* START RECORDS PROVIDED *

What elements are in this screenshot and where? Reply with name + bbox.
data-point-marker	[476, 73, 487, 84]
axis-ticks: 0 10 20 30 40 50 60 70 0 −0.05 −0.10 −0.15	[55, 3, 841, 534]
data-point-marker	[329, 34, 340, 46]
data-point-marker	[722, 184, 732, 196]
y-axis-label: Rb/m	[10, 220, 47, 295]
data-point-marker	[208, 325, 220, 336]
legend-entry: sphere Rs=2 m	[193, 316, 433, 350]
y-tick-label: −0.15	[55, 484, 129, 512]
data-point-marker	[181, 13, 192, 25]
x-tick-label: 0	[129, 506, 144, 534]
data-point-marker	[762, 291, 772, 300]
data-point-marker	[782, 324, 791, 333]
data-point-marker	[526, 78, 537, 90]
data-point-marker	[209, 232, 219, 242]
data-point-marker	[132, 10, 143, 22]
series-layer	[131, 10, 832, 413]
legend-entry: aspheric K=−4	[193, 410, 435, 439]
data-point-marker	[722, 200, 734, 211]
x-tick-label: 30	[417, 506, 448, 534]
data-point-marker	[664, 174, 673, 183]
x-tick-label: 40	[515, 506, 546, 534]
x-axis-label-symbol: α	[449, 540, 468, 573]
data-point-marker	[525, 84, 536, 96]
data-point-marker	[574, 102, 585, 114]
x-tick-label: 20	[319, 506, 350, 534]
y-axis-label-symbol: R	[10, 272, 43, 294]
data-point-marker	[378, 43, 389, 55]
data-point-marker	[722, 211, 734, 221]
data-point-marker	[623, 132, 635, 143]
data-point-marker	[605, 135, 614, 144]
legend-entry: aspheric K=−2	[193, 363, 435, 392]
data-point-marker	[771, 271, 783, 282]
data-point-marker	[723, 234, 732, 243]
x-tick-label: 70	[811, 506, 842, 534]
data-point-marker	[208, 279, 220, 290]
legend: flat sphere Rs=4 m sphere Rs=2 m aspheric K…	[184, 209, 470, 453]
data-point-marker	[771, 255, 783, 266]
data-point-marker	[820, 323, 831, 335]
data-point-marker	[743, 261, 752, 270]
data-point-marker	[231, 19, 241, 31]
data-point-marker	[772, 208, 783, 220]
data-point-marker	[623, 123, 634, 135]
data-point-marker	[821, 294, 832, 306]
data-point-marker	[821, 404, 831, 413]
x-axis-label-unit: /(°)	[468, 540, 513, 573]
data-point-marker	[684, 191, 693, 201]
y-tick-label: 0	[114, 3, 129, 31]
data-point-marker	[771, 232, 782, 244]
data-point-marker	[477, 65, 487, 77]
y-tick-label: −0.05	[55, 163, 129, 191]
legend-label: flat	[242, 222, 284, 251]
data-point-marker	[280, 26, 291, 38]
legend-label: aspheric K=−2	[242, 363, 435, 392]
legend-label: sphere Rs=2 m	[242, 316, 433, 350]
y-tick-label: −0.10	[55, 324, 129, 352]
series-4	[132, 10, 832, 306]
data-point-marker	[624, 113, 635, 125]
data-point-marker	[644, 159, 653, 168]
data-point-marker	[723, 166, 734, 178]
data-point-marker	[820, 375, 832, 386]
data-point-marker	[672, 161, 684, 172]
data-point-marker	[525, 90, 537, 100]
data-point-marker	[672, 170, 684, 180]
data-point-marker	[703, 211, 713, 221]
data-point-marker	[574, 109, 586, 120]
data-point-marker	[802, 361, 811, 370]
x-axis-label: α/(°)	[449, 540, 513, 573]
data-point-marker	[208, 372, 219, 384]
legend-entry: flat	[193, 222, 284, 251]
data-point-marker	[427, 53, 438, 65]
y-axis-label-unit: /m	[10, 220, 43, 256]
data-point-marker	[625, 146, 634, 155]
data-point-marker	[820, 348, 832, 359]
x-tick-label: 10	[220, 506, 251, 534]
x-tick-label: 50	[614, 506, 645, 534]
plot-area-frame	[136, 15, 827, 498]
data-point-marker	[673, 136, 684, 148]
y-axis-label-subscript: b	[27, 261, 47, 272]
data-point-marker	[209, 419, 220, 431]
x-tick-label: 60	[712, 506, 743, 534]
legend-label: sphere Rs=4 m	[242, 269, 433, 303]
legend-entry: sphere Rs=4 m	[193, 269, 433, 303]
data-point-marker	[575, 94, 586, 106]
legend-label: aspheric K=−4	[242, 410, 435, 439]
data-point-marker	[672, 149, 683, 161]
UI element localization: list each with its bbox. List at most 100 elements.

* END RECORDS PROVIDED *

▶ [GIVEN PROBLEM] Convert the material above into a JSON list of strings, with one string for each line and no blank lines.

▶ [WRITTEN RESPONSE]
[
  "What elements are in this screenshot and where? Reply with name + bbox.",
  "data-point-marker\t[476, 73, 487, 84]",
  "axis-ticks: 0 10 20 30 40 50 60 70 0 −0.05 −0.10 −0.15\t[55, 3, 841, 534]",
  "data-point-marker\t[329, 34, 340, 46]",
  "data-point-marker\t[722, 184, 732, 196]",
  "y-axis-label: Rb/m\t[10, 220, 47, 295]",
  "data-point-marker\t[208, 325, 220, 336]",
  "legend-entry: sphere Rs=2 m\t[193, 316, 433, 350]",
  "y-tick-label: −0.15\t[55, 484, 129, 512]",
  "data-point-marker\t[181, 13, 192, 25]",
  "x-tick-label: 0\t[129, 506, 144, 534]",
  "data-point-marker\t[762, 291, 772, 300]",
  "data-point-marker\t[782, 324, 791, 333]",
  "data-point-marker\t[526, 78, 537, 90]",
  "data-point-marker\t[209, 232, 219, 242]",
  "data-point-marker\t[132, 10, 143, 22]",
  "series-layer\t[131, 10, 832, 413]",
  "legend-entry: aspheric K=−4\t[193, 410, 435, 439]",
  "data-point-marker\t[722, 200, 734, 211]",
  "x-tick-label: 30\t[417, 506, 448, 534]",
  "data-point-marker\t[664, 174, 673, 183]",
  "x-tick-label: 40\t[515, 506, 546, 534]",
  "x-axis-label-symbol: α\t[449, 540, 468, 573]",
  "data-point-marker\t[525, 84, 536, 96]",
  "data-point-marker\t[574, 102, 585, 114]",
  "x-tick-label: 20\t[319, 506, 350, 534]",
  "y-axis-label-symbol: R\t[10, 272, 43, 294]",
  "data-point-marker\t[378, 43, 389, 55]",
  "data-point-marker\t[722, 211, 734, 221]",
  "data-point-marker\t[623, 132, 635, 143]",
  "data-point-marker\t[605, 135, 614, 144]",
  "legend-entry: aspheric K=−2\t[193, 363, 435, 392]",
  "data-point-marker\t[771, 271, 783, 282]",
  "data-point-marker\t[723, 234, 732, 243]",
  "x-tick-label: 70\t[811, 506, 842, 534]",
  "data-point-marker\t[208, 279, 220, 290]",
  "legend: flat sphere Rs=4 m sphere Rs=2 m aspheric K…\t[184, 209, 470, 453]",
  "data-point-marker\t[771, 255, 783, 266]",
  "data-point-marker\t[820, 323, 831, 335]",
  "data-point-marker\t[743, 261, 752, 270]",
  "data-point-marker\t[231, 19, 241, 31]",
  "data-point-marker\t[772, 208, 783, 220]",
  "data-point-marker\t[623, 123, 634, 135]",
  "data-point-marker\t[821, 294, 832, 306]",
  "data-point-marker\t[821, 404, 831, 413]",
  "x-axis-label-unit: /(°)\t[468, 540, 513, 573]",
  "data-point-marker\t[684, 191, 693, 201]",
  "y-tick-label: 0\t[114, 3, 129, 31]",
  "data-point-marker\t[771, 232, 782, 244]",
  "data-point-marker\t[477, 65, 487, 77]",
  "y-tick-label: −0.05\t[55, 163, 129, 191]",
  "legend-label: flat\t[242, 222, 284, 251]",
  "data-point-marker\t[280, 26, 291, 38]",
  "legend-label: aspheric K=−2\t[242, 363, 435, 392]",
  "legend-label: sphere Rs=2 m\t[242, 316, 433, 350]",
  "y-tick-label: −0.10\t[55, 324, 129, 352]",
  "series-4\t[132, 10, 832, 306]",
  "data-point-marker\t[624, 113, 635, 125]",
  "data-point-marker\t[644, 159, 653, 168]",
  "data-point-marker\t[723, 166, 734, 178]",
  "data-point-marker\t[820, 375, 832, 386]",
  "data-point-marker\t[672, 161, 684, 172]",
  "data-point-marker\t[525, 90, 537, 100]",
  "data-point-marker\t[672, 170, 684, 180]",
  "data-point-marker\t[703, 211, 713, 221]",
  "data-point-marker\t[574, 109, 586, 120]",
  "data-point-marker\t[802, 361, 811, 370]",
  "x-axis-label: α/(°)\t[449, 540, 513, 573]",
  "data-point-marker\t[208, 372, 219, 384]",
  "legend-entry: flat\t[193, 222, 284, 251]",
  "data-point-marker\t[427, 53, 438, 65]",
  "y-axis-label-unit: /m\t[10, 220, 43, 256]",
  "data-point-marker\t[625, 146, 634, 155]",
  "data-point-marker\t[820, 348, 832, 359]",
  "x-tick-label: 10\t[220, 506, 251, 534]",
  "x-tick-label: 50\t[614, 506, 645, 534]",
  "plot-area-frame\t[136, 15, 827, 498]",
  "data-point-marker\t[673, 136, 684, 148]",
  "y-axis-label-subscript: b\t[27, 261, 47, 272]",
  "data-point-marker\t[209, 419, 220, 431]",
  "x-tick-label: 60\t[712, 506, 743, 534]",
  "legend-label: sphere Rs=4 m\t[242, 269, 433, 303]",
  "legend-entry: sphere Rs=4 m\t[193, 269, 433, 303]",
  "data-point-marker\t[575, 94, 586, 106]",
  "legend-label: aspheric K=−4\t[242, 410, 435, 439]",
  "data-point-marker\t[672, 149, 683, 161]",
  "UI element localization: list each with its bbox. List at most 100 elements."
]